| Provided information |
+--
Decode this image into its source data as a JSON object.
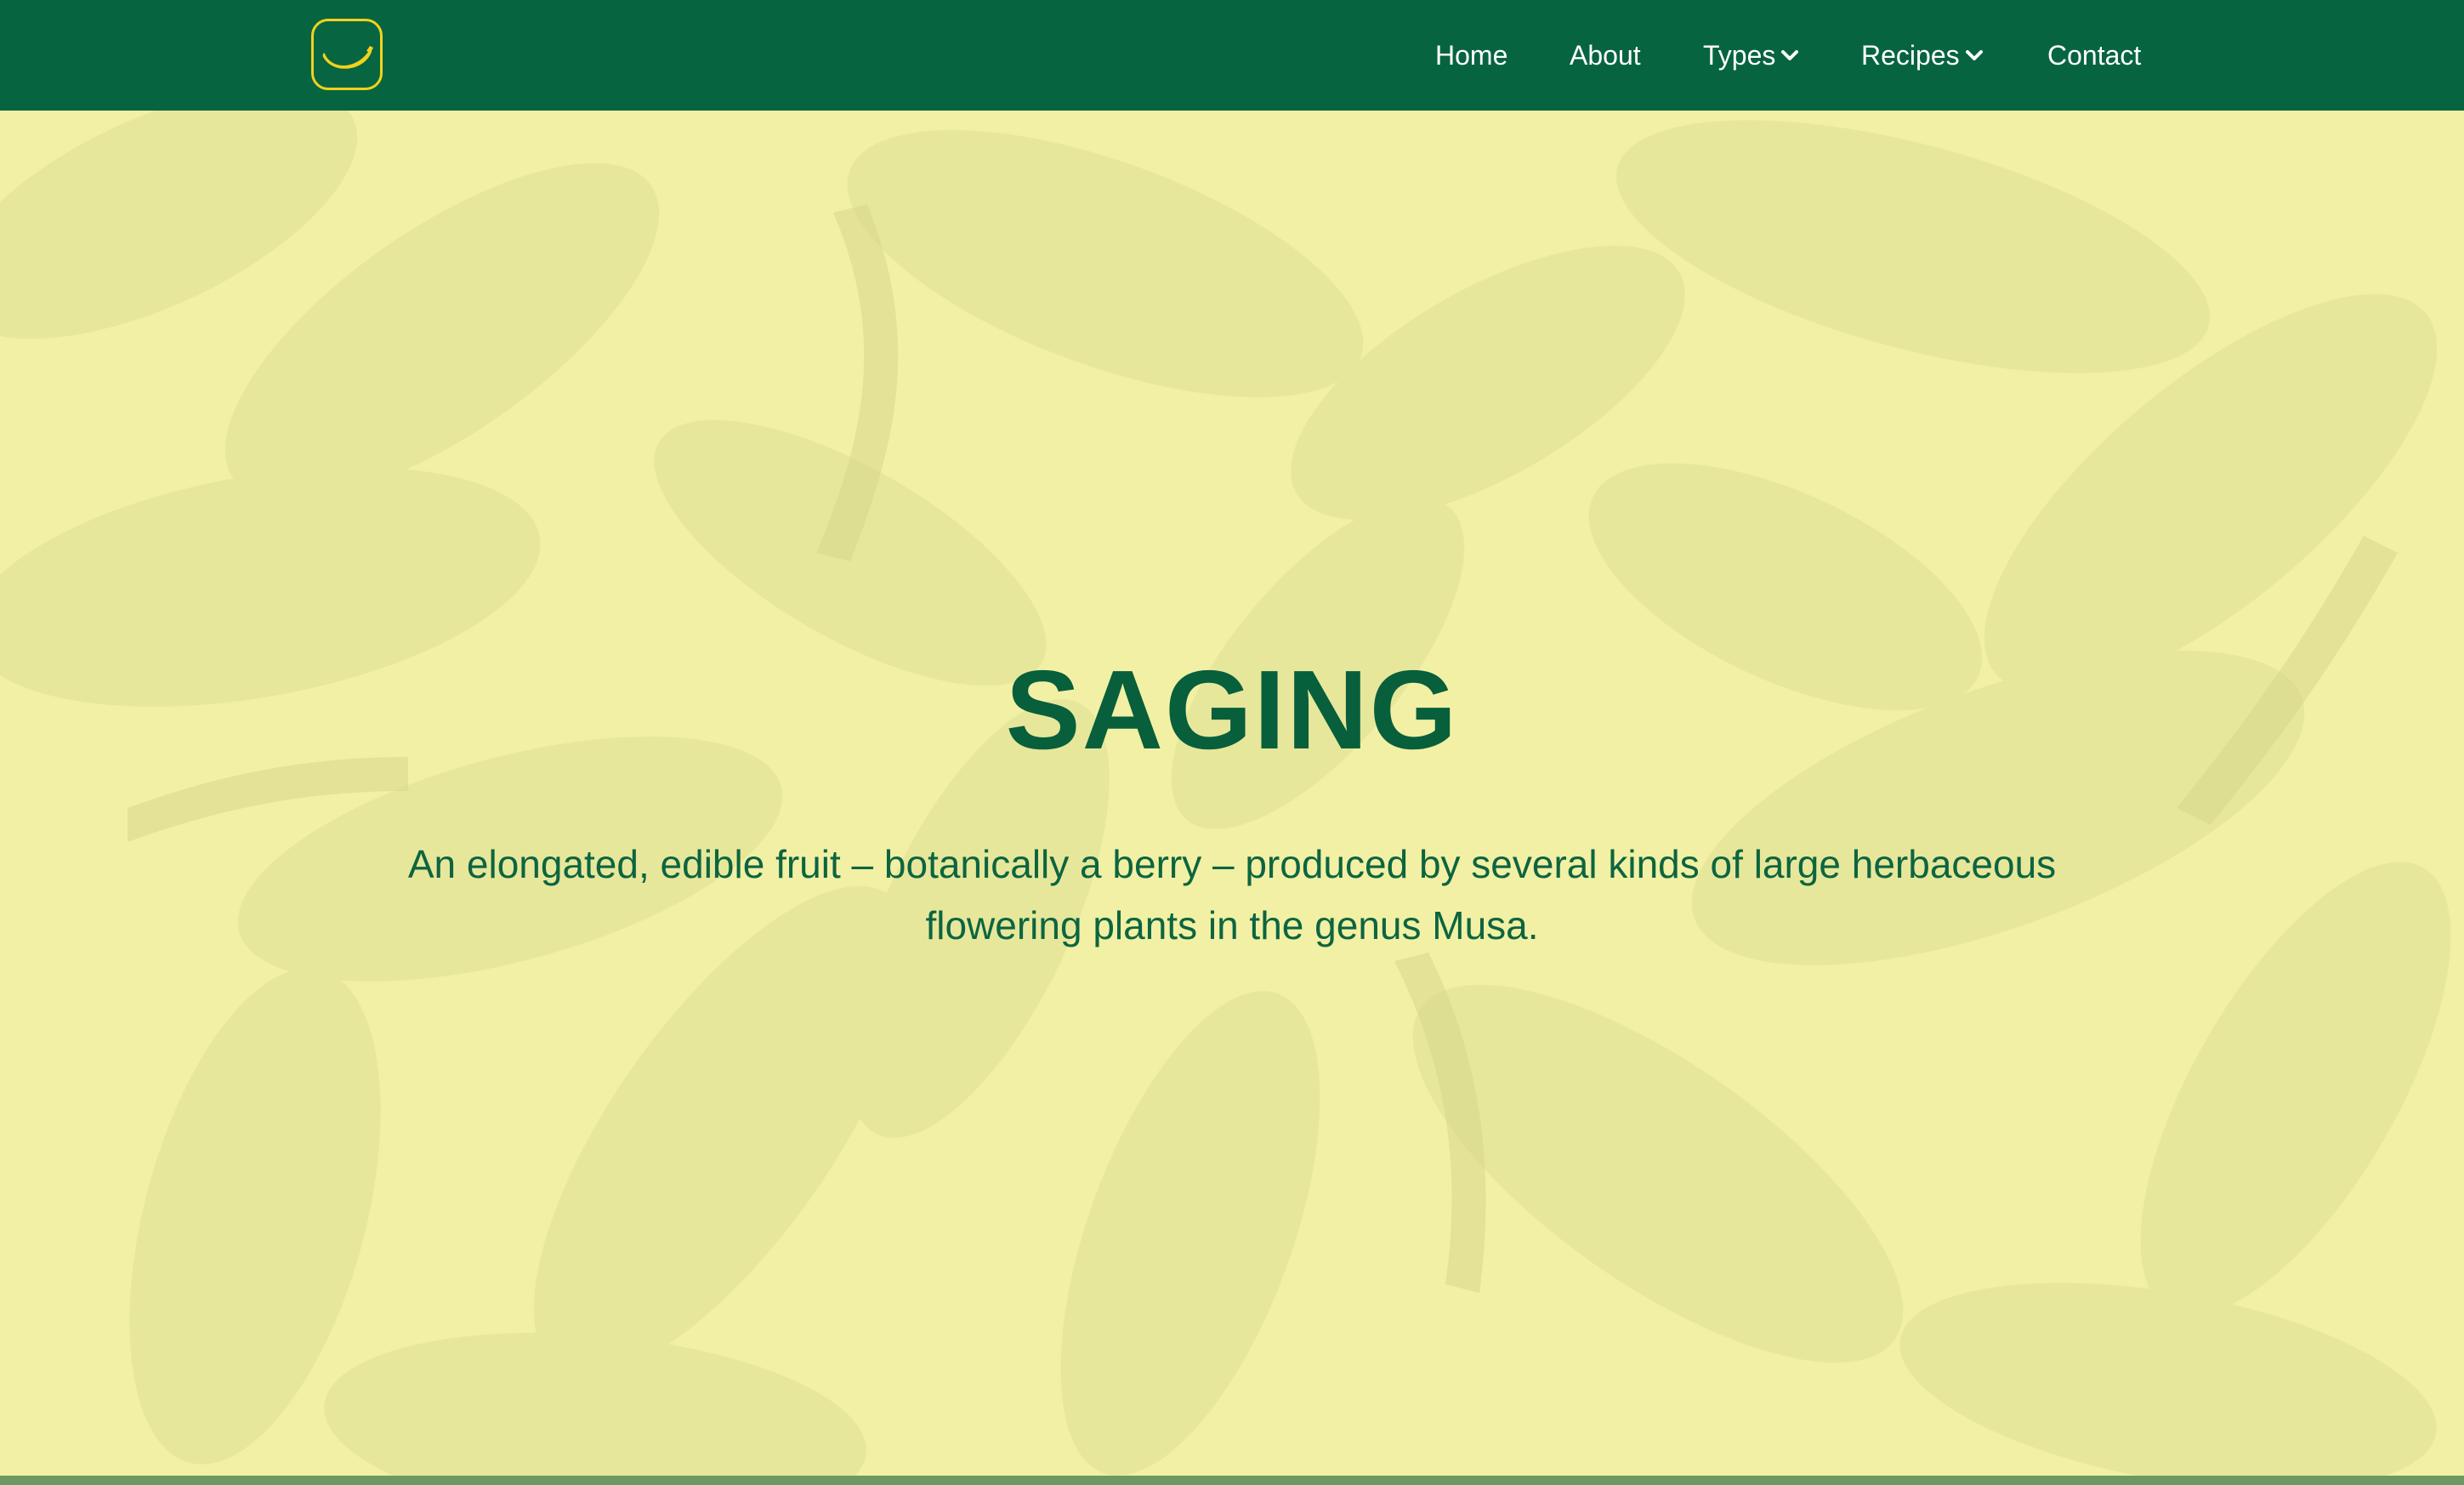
{
  "colors": {
    "nav_background": "#076440",
    "accent_yellow": "#f1d21b",
    "hero_overlay": "#f4f2ab",
    "heading_green": "#075f3c"
  },
  "logo": {
    "icon": "banana-icon"
  },
  "nav": {
    "home": "Home",
    "about": "About",
    "types": "Types",
    "recipes": "Recipes",
    "contact": "Contact",
    "dropdown_icon": "chevron-down-icon"
  },
  "hero": {
    "title": "SAGING",
    "subtitle": "An elongated, edible fruit – botanically a berry – produced by several kinds of large herbaceous flowering plants in the genus Musa."
  }
}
+--
| Short problem |
List the lines that contain the word "icon".

| Result for this exercise |
    "icon": "banana-icon"
    "dropdown_icon": "chevron-down-icon"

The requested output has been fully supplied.